### Description of the task
Gather all lines with "this" from the records.
=== Dataset extract ===
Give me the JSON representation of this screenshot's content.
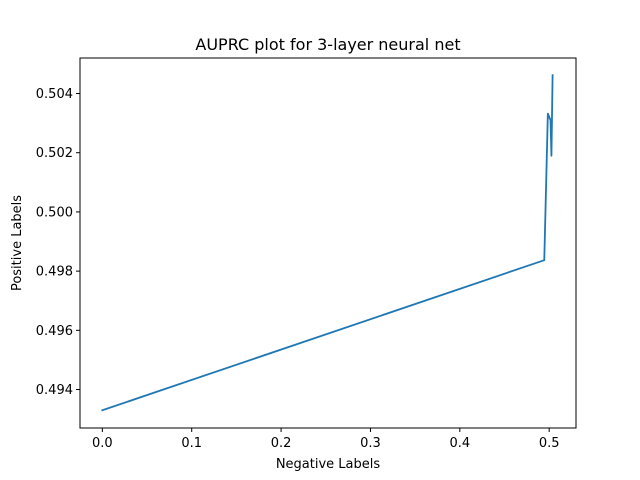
{
  "chart_data": {
    "type": "line",
    "title": "AUPRC plot for 3-layer neural net",
    "xlabel": "Negative Labels",
    "ylabel": "Positive Labels",
    "xlim": [
      -0.025,
      0.53
    ],
    "ylim": [
      0.4927,
      0.5052
    ],
    "xticks": [
      0.0,
      0.1,
      0.2,
      0.3,
      0.4,
      0.5
    ],
    "xtick_labels": [
      "0.0",
      "0.1",
      "0.2",
      "0.3",
      "0.4",
      "0.5"
    ],
    "yticks": [
      0.494,
      0.496,
      0.498,
      0.5,
      0.502,
      0.504
    ],
    "ytick_labels": [
      "0.494",
      "0.496",
      "0.498",
      "0.500",
      "0.502",
      "0.504"
    ],
    "grid": false,
    "series": [
      {
        "color": "#1f77b4",
        "x": [
          0.0,
          0.4945,
          0.4985,
          0.5015,
          0.5025,
          0.503,
          0.5038
        ],
        "y": [
          0.4933,
          0.49837,
          0.50332,
          0.5031,
          0.5019,
          0.5029,
          0.50462
        ]
      }
    ]
  }
}
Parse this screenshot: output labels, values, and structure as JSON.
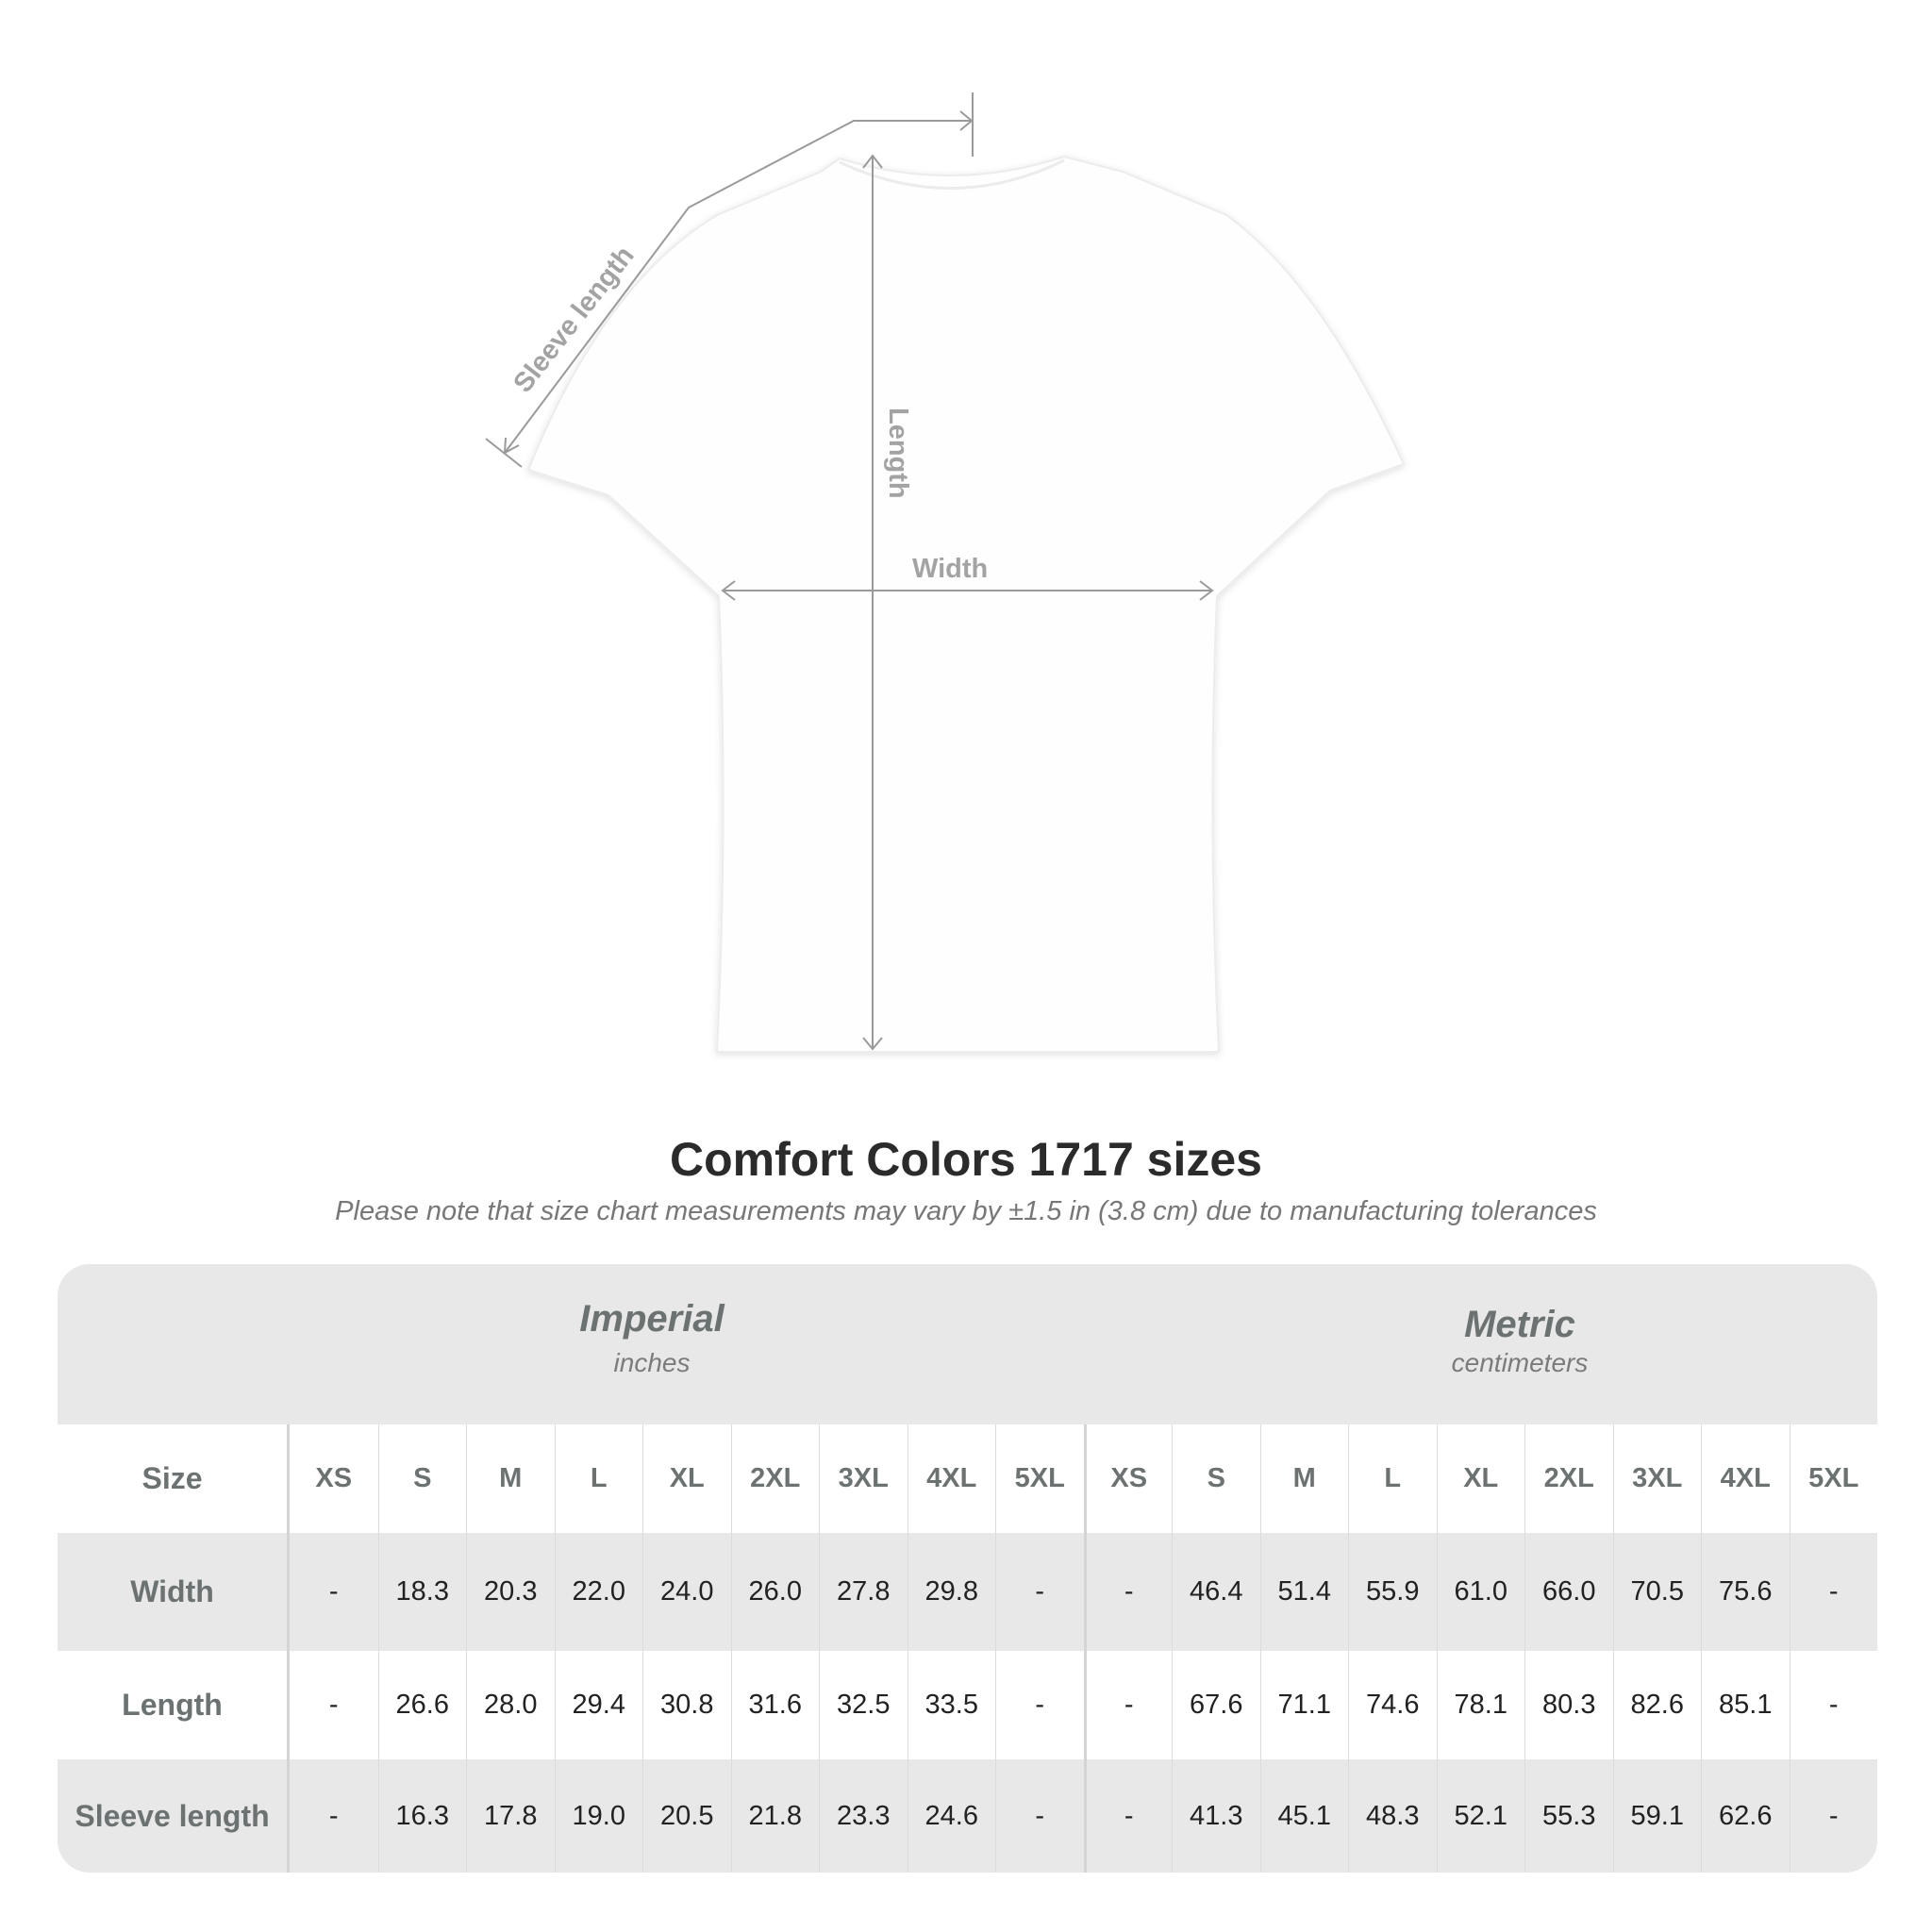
{
  "diagram": {
    "labels": {
      "sleeve": "Sleeve length",
      "length": "Length",
      "width": "Width"
    },
    "colors": {
      "shirt": "#ffffff",
      "measure_line": "#9a9a9a",
      "table_band": "#e8e8e8"
    }
  },
  "title": "Comfort Colors 1717 sizes",
  "subtitle": "Please note that size chart measurements may vary by ±1.5 in (3.8 cm) due to manufacturing tolerances",
  "table": {
    "imperial": {
      "name": "Imperial",
      "unit": "inches"
    },
    "metric": {
      "name": "Metric",
      "unit": "centimeters"
    },
    "size_label": "Size",
    "sizes": [
      "XS",
      "S",
      "M",
      "L",
      "XL",
      "2XL",
      "3XL",
      "4XL",
      "5XL"
    ],
    "rows": [
      {
        "label": "Width",
        "imperial": [
          "-",
          "18.3",
          "20.3",
          "22.0",
          "24.0",
          "26.0",
          "27.8",
          "29.8",
          "-"
        ],
        "metric": [
          "-",
          "46.4",
          "51.4",
          "55.9",
          "61.0",
          "66.0",
          "70.5",
          "75.6",
          "-"
        ]
      },
      {
        "label": "Length",
        "imperial": [
          "-",
          "26.6",
          "28.0",
          "29.4",
          "30.8",
          "31.6",
          "32.5",
          "33.5",
          "-"
        ],
        "metric": [
          "-",
          "67.6",
          "71.1",
          "74.6",
          "78.1",
          "80.3",
          "82.6",
          "85.1",
          "-"
        ]
      },
      {
        "label": "Sleeve length",
        "imperial": [
          "-",
          "16.3",
          "17.8",
          "19.0",
          "20.5",
          "21.8",
          "23.3",
          "24.6",
          "-"
        ],
        "metric": [
          "-",
          "41.3",
          "45.1",
          "48.3",
          "52.1",
          "55.3",
          "59.1",
          "62.6",
          "-"
        ]
      }
    ]
  }
}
===
### Exercise response
Give me the JSON representation of this screenshot's content.
Parse this screenshot: output labels, values, and structure as JSON.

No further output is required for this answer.